● **DO THIS**
Each entry has to be copied exactly, with nothing missed.

● **RECORDS FOR THIS TASK**

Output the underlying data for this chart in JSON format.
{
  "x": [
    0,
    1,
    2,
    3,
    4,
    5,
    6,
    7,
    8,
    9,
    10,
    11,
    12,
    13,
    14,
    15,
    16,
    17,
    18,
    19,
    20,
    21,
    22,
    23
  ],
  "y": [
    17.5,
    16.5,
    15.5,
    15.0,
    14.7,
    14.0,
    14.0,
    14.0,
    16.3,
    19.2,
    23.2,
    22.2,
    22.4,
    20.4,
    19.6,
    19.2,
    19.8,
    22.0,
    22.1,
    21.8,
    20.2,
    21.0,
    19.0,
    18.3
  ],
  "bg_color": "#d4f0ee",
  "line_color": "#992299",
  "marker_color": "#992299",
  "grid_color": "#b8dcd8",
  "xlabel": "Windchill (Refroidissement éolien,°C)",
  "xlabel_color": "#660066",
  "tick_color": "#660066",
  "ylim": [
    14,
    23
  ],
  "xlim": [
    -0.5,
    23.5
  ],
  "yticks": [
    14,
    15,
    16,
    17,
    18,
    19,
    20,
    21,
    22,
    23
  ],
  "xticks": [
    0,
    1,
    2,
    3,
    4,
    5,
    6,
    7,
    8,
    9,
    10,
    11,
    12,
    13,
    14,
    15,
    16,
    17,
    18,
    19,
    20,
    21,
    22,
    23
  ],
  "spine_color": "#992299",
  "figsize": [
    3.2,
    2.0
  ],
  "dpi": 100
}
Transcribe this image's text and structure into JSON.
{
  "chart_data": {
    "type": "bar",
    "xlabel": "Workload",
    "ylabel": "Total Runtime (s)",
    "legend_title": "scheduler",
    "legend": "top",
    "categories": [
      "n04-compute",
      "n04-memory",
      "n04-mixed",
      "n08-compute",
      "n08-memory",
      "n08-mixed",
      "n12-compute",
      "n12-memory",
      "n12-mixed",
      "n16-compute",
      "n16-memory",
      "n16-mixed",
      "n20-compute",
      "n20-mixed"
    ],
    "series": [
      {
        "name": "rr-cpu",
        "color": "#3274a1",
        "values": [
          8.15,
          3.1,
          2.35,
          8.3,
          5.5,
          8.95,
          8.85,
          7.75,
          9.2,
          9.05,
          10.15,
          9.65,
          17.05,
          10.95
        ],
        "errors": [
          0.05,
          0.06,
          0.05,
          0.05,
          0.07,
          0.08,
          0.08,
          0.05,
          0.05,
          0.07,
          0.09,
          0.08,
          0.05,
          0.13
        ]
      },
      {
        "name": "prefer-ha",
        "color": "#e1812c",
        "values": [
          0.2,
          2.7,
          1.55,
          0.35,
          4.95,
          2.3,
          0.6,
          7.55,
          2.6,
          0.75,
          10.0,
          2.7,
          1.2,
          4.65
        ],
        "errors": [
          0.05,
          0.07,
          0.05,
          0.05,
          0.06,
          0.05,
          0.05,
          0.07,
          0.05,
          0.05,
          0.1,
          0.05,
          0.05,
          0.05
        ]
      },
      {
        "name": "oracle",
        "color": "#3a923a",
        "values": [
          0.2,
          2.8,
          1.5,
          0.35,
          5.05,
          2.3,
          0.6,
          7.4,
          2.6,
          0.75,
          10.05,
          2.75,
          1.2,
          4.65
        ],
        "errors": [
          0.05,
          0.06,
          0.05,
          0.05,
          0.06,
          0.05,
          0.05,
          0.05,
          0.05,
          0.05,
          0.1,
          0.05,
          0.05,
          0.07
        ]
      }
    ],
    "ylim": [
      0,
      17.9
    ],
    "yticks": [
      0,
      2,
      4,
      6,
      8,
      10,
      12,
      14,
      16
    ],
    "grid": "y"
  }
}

● **WRITTEN SOLUTION**
Output the underlying data for this chart in JSON format.
{
  "x": [
    0,
    1,
    2,
    3,
    4,
    5,
    6,
    7,
    8,
    9,
    10,
    11,
    12,
    13,
    14,
    15,
    16,
    17,
    18,
    19,
    20,
    21,
    22,
    23
  ],
  "y": [
    17.5,
    16.5,
    15.5,
    15.0,
    14.7,
    14.0,
    14.0,
    14.0,
    16.3,
    19.2,
    23.2,
    22.2,
    22.4,
    20.4,
    19.6,
    19.2,
    19.8,
    22.0,
    22.1,
    21.8,
    20.2,
    21.0,
    19.0,
    18.3
  ],
  "bg_color": "#d4f0ee",
  "line_color": "#992299",
  "marker_color": "#992299",
  "grid_color": "#b8dcd8",
  "xlabel": "Windchill (Refroidissement éolien,°C)",
  "xlabel_color": "#660066",
  "tick_color": "#660066",
  "ylim": [
    14,
    23
  ],
  "xlim": [
    -0.5,
    23.5
  ],
  "yticks": [
    14,
    15,
    16,
    17,
    18,
    19,
    20,
    21,
    22,
    23
  ],
  "xticks": [
    0,
    1,
    2,
    3,
    4,
    5,
    6,
    7,
    8,
    9,
    10,
    11,
    12,
    13,
    14,
    15,
    16,
    17,
    18,
    19,
    20,
    21,
    22,
    23
  ],
  "spine_color": "#992299",
  "figsize": [
    3.2,
    2.0
  ],
  "dpi": 100
}
Transcribe this image's text and structure into JSON.
{
  "chart_data": {
    "type": "bar",
    "xlabel": "Workload",
    "ylabel": "Total Runtime (s)",
    "legend_title": "scheduler",
    "legend": "top",
    "categories": [
      "n04-compute",
      "n04-memory",
      "n04-mixed",
      "n08-compute",
      "n08-memory",
      "n08-mixed",
      "n12-compute",
      "n12-memory",
      "n12-mixed",
      "n16-compute",
      "n16-memory",
      "n16-mixed",
      "n20-compute",
      "n20-mixed"
    ],
    "series": [
      {
        "name": "rr-cpu",
        "color": "#3274a1",
        "values": [
          8.15,
          3.1,
          2.35,
          8.3,
          5.5,
          8.95,
          8.85,
          7.75,
          9.2,
          9.05,
          10.15,
          9.65,
          17.05,
          10.95
        ],
        "errors": [
          0.05,
          0.06,
          0.05,
          0.05,
          0.07,
          0.08,
          0.08,
          0.05,
          0.05,
          0.07,
          0.09,
          0.08,
          0.05,
          0.13
        ]
      },
      {
        "name": "prefer-ha",
        "color": "#e1812c",
        "values": [
          0.2,
          2.7,
          1.55,
          0.35,
          4.95,
          2.3,
          0.6,
          7.55,
          2.6,
          0.75,
          10.0,
          2.7,
          1.2,
          4.65
        ],
        "errors": [
          0.05,
          0.07,
          0.05,
          0.05,
          0.06,
          0.05,
          0.05,
          0.07,
          0.05,
          0.05,
          0.1,
          0.05,
          0.05,
          0.05
        ]
      },
      {
        "name": "oracle",
        "color": "#3a923a",
        "values": [
          0.2,
          2.8,
          1.5,
          0.35,
          5.05,
          2.3,
          0.6,
          7.4,
          2.6,
          0.75,
          10.05,
          2.75,
          1.2,
          4.65
        ],
        "errors": [
          0.05,
          0.06,
          0.05,
          0.05,
          0.06,
          0.05,
          0.05,
          0.05,
          0.05,
          0.05,
          0.1,
          0.05,
          0.05,
          0.07
        ]
      }
    ],
    "ylim": [
      0,
      17.9
    ],
    "yticks": [
      0,
      2,
      4,
      6,
      8,
      10,
      12,
      14,
      16
    ],
    "grid": "y"
  }
}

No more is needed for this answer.